BRIEF — Reproduce the records below exactly as they appear, omitting any pictures they contain.

- - - - - - -

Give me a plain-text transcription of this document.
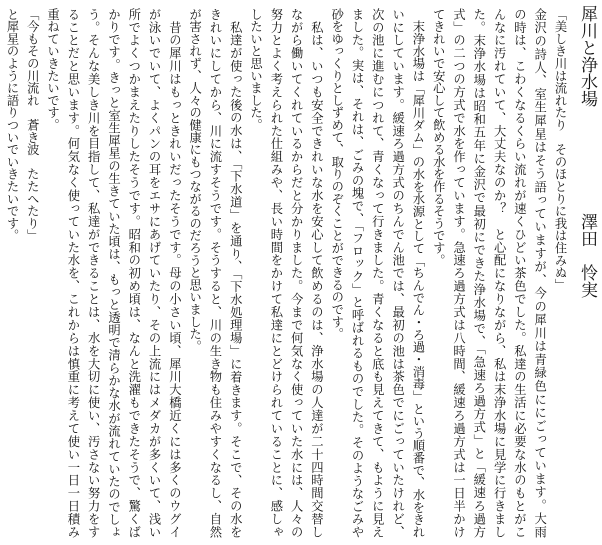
犀川と浄水場
澤田　怜実
「美しき川は流れたり　そのほとりに我は住みぬ」
金沢の詩人、室生犀星はそう語っていますが、今の犀川は青緑色ににごっています。大雨
の時は、こわくなるくらい流れが速くひどい茶色でした。私達の生活に必要な水のもとがこ
んなに汚れていて、大丈夫なのか？　と心配になりながら、私は末浄水場に見学に行きまし
た。末浄水場は昭和五年に金沢で最初にできた浄水場で、「急速ろ過方式」と「緩速ろ過方
式」の二つの方式で水を作っています。急速ろ過方式は八時間、緩速ろ過方式は一日半かけ
てきれいで安心して飲める水を作るそうです。
　末浄水場は「犀川ダム」の水を水源として「ちんでん・ろ過・消毒」という順番で、水をきれ
いにしています。緩速ろ過方式のちんでん池では、最初の池は茶色でにごっていたけれど、
次の池に進むにつれて、青くなって行きました。青くなると底も見えてきて、もように見え
ました。実は、それは、ごみの塊で、「フロック」と呼ばれるものでした。そのようなごみや
砂をゆっくりとしずめて、取りのぞくことができるのです。
　私は、いつも安全できれいな水を安心して飲めるのは、浄水場の人達が二十四時間交替し
ながら働いてくれているからだと分かりました。今まで何気なく使っていた水には、人々の
努力とよく考えられた仕組みや、長い時間をかけて私達にとどけられていることに、感しゃ
したいと思いました。
　私達が使った後の水は、「下水道」を通り、「下水処理場」に着きます。そこで、その水を
きれいにしてから、川に流すそうです。そうすると、川の生き物も住みやすくなるし、自然
が害されず、人々の健康にもつながるのだろうと思いました。
　昔の犀川はもっときれいだったそうです。母の小さい頃、犀川大橋近くには多くのウグイ
が泳いでいて、よくパンの耳をエサにあげていたり、その上流にはメダカが多くいて、浅い
所でよくつかまえたりしたそうです。昭和の初め頃は、なんと洗濯もできたそうで、驚くば
かりです。きっと室生犀星の生きていた頃は、もっと透明で清らかな水が流れていたのでしょ
う。そんな美しき川を目指して、私達ができることは、水を大切に使い、汚さない努力をす
ることだと思います。何気なく使っていた水を、これからは慎重に考えて使い一日一日積み
重ねていきたいです。
「今もその川流れ　蒼き波　たたへたり」
と犀星のように語りついでいきたいです。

- - - - - - -

SOLUTION FOR THIS PROBLEM —
Give me a plain-text transcription of this document.
犀川と浄水場
澤田　怜実
「美しき川は流れたり　そのほとりに我は住みぬ」
金沢の詩人、室生犀星はそう語っていますが、今の犀川は青緑色ににごっています。大雨
の時は、こわくなるくらい流れが速くひどい茶色でした。私達の生活に必要な水のもとがこ
んなに汚れていて、大丈夫なのか？　と心配になりながら、私は末浄水場に見学に行きまし
た。末浄水場は昭和五年に金沢で最初にできた浄水場で、「急速ろ過方式」と「緩速ろ過方
式」の二つの方式で水を作っています。急速ろ過方式は八時間、緩速ろ過方式は一日半かけ
てきれいで安心して飲める水を作るそうです。
　末浄水場は「犀川ダム」の水を水源として「ちんでん・ろ過・消毒」という順番で、水をきれ
いにしています。緩速ろ過方式のちんでん池では、最初の池は茶色でにごっていたけれど、
次の池に進むにつれて、青くなって行きました。青くなると底も見えてきて、もように見え
ました。実は、それは、ごみの塊で、「フロック」と呼ばれるものでした。そのようなごみや
砂をゆっくりとしずめて、取りのぞくことができるのです。
　私は、いつも安全できれいな水を安心して飲めるのは、浄水場の人達が二十四時間交替し
ながら働いてくれているからだと分かりました。今まで何気なく使っていた水には、人々の
努力とよく考えられた仕組みや、長い時間をかけて私達にとどけられていることに、感しゃ
したいと思いました。
　私達が使った後の水は、「下水道」を通り、「下水処理場」に着きます。そこで、その水を
きれいにしてから、川に流すそうです。そうすると、川の生き物も住みやすくなるし、自然
が害されず、人々の健康にもつながるのだろうと思いました。
　昔の犀川はもっときれいだったそうです。母の小さい頃、犀川大橋近くには多くのウグイ
が泳いでいて、よくパンの耳をエサにあげていたり、その上流にはメダカが多くいて、浅い
所でよくつかまえたりしたそうです。昭和の初め頃は、なんと洗濯もできたそうで、驚くば
かりです。きっと室生犀星の生きていた頃は、もっと透明で清らかな水が流れていたのでしょ
う。そんな美しき川を目指して、私達ができることは、水を大切に使い、汚さない努力をす
ることだと思います。何気なく使っていた水を、これからは慎重に考えて使い一日一日積み
重ねていきたいです。
「今もその川流れ　蒼き波　たたへたり」
と犀星のように語りついでいきたいです。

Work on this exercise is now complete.